=== Objective ===
Look through the lines below and extract any with the word "мониторинга".

=== Data for processing ===
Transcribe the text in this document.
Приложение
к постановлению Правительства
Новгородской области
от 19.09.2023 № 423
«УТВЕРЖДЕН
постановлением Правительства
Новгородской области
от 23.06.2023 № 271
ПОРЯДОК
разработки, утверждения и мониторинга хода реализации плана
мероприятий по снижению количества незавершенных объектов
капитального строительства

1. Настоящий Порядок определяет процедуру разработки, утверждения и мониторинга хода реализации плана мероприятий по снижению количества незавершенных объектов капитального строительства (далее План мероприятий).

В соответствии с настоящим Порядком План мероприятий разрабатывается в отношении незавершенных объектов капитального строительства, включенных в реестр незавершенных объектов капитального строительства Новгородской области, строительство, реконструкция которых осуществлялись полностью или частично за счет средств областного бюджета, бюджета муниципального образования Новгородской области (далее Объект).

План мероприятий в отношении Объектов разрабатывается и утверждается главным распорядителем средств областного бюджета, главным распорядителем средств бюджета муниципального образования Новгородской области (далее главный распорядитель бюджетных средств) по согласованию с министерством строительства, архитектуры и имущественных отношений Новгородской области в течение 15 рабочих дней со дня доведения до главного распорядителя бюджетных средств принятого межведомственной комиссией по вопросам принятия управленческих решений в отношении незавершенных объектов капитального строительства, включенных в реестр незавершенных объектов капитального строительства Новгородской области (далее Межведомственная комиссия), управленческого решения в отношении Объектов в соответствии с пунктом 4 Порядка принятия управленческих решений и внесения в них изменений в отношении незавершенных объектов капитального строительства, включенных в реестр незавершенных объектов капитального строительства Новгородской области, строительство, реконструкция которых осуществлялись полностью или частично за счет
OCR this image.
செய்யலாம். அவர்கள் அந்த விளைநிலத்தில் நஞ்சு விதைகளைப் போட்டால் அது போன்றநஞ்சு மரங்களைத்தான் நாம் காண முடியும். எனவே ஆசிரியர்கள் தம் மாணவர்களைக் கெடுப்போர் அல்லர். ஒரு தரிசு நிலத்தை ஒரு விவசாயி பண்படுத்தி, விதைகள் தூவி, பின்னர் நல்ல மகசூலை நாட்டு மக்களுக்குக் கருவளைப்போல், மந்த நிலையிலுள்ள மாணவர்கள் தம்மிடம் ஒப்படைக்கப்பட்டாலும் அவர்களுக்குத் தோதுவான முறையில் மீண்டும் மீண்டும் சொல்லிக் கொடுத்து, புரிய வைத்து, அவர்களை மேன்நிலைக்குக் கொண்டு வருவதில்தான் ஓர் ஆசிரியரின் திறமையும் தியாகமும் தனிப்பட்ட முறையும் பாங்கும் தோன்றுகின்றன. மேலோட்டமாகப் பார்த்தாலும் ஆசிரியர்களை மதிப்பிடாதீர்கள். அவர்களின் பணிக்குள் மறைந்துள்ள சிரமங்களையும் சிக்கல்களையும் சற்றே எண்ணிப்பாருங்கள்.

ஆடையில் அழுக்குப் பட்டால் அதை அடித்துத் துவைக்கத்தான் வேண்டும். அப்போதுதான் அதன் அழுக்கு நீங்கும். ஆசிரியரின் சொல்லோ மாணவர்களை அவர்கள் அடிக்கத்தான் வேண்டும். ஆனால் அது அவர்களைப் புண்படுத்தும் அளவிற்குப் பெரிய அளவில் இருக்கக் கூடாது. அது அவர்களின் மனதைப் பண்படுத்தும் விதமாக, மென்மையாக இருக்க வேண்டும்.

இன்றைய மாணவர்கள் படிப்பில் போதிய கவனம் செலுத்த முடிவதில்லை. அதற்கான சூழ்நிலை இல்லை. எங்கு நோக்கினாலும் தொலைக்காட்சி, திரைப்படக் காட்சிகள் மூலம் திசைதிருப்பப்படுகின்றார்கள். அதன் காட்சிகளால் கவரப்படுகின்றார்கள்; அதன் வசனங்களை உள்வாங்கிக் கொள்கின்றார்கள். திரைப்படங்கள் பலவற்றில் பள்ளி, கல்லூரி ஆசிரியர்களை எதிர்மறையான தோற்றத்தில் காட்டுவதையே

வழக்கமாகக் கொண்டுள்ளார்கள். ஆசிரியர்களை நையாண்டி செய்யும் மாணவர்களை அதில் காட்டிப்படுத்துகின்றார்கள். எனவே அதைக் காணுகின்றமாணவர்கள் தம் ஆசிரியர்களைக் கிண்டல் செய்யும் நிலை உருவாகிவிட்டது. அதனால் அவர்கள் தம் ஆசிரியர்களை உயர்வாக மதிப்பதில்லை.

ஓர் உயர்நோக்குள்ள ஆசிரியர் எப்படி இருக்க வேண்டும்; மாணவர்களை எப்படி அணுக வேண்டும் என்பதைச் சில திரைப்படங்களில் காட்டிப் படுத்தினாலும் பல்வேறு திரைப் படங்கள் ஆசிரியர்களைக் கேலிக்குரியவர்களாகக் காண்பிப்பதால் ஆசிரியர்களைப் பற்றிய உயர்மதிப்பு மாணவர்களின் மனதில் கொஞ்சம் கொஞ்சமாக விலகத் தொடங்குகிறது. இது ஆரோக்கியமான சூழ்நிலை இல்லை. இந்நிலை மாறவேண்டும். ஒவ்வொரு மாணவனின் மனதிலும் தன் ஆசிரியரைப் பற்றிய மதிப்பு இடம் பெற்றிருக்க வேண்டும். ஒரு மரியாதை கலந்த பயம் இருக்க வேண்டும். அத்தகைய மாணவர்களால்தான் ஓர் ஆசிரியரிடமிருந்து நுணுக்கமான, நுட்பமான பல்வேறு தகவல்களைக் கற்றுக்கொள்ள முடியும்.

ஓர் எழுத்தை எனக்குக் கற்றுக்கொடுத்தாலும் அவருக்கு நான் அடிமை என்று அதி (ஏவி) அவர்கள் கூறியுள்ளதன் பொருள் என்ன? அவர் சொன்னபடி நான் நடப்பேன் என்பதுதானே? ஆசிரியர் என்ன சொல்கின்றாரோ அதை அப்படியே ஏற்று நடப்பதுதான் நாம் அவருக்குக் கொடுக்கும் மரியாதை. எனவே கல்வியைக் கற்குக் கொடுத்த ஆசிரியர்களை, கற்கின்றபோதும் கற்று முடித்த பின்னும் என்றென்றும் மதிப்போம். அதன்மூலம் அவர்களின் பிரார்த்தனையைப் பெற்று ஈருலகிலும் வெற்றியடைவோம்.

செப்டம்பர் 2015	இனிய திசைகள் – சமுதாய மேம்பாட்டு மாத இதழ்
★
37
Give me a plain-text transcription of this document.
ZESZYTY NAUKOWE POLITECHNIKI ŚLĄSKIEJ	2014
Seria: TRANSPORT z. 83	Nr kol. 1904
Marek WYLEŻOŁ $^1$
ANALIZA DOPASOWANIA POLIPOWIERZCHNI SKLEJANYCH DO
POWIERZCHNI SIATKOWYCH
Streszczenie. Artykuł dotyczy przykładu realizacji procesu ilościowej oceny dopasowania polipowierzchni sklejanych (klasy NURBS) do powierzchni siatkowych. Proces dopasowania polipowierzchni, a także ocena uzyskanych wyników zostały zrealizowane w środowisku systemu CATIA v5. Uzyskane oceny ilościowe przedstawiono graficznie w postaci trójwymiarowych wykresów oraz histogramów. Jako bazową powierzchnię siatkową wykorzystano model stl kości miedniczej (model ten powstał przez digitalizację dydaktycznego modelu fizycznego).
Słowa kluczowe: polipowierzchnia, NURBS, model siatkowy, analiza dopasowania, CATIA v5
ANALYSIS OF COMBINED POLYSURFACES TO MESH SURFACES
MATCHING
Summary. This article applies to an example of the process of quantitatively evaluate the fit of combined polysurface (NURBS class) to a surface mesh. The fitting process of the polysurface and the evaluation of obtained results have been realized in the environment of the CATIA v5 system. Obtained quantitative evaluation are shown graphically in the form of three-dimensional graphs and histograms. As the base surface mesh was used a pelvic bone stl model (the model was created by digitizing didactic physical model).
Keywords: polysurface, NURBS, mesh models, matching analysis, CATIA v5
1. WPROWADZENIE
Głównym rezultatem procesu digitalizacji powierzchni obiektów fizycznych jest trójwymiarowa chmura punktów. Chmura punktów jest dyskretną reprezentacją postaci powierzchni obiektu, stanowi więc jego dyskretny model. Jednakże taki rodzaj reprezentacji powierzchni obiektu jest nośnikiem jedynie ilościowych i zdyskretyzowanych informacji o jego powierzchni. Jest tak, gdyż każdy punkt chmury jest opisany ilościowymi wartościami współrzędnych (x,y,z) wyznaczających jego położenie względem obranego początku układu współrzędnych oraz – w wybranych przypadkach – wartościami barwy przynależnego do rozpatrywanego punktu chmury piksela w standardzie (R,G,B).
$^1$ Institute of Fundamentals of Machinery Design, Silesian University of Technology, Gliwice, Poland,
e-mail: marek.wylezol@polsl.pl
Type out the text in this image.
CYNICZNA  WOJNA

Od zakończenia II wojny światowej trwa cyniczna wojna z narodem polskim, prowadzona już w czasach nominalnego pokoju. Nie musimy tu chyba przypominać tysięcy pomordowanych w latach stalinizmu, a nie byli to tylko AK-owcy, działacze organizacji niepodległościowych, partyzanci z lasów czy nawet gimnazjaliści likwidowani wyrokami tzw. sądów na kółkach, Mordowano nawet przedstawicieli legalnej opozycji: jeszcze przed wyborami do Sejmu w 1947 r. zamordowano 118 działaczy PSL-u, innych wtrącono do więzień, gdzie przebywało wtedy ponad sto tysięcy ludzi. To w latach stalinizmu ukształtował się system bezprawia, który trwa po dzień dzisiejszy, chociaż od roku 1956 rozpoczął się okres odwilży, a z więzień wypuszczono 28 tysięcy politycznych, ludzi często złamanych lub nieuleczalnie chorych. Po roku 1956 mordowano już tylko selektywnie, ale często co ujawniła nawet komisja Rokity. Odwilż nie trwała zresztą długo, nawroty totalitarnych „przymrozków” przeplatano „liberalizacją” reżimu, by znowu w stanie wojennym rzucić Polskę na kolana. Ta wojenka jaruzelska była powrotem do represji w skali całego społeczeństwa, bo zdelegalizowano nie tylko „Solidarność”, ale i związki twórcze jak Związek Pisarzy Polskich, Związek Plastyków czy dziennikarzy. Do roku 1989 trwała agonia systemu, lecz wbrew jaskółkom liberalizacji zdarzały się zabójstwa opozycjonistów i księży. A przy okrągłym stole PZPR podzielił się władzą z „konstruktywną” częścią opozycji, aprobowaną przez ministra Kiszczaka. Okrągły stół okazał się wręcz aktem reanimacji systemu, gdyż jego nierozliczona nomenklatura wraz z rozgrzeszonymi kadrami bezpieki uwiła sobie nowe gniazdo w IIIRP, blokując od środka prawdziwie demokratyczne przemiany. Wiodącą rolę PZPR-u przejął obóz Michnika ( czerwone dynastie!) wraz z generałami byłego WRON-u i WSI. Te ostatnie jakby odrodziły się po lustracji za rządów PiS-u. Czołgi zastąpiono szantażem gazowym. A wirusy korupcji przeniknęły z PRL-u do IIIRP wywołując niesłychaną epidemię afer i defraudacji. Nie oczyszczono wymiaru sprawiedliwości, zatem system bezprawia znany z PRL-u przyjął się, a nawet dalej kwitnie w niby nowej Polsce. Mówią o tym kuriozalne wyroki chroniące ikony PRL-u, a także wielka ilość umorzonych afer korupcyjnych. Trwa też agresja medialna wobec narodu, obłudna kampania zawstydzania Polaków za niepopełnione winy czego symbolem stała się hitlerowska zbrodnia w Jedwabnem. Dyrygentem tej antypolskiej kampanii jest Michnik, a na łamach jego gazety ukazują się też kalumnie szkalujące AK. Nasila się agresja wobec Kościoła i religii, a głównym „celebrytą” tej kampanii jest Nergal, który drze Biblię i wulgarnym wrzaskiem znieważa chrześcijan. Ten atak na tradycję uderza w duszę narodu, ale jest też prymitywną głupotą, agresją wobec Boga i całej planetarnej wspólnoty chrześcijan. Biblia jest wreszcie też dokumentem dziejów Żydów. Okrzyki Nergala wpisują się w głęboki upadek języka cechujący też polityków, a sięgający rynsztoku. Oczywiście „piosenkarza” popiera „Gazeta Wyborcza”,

=== Written solution ===
разработки, утверждения и мониторинга хода реализации плана
1. Настоящий Порядок определяет процедуру разработки, утверждения и мониторинга хода реализации плана мероприятий по снижению количества незавершенных объектов капитального строительства (далее План мероприятий).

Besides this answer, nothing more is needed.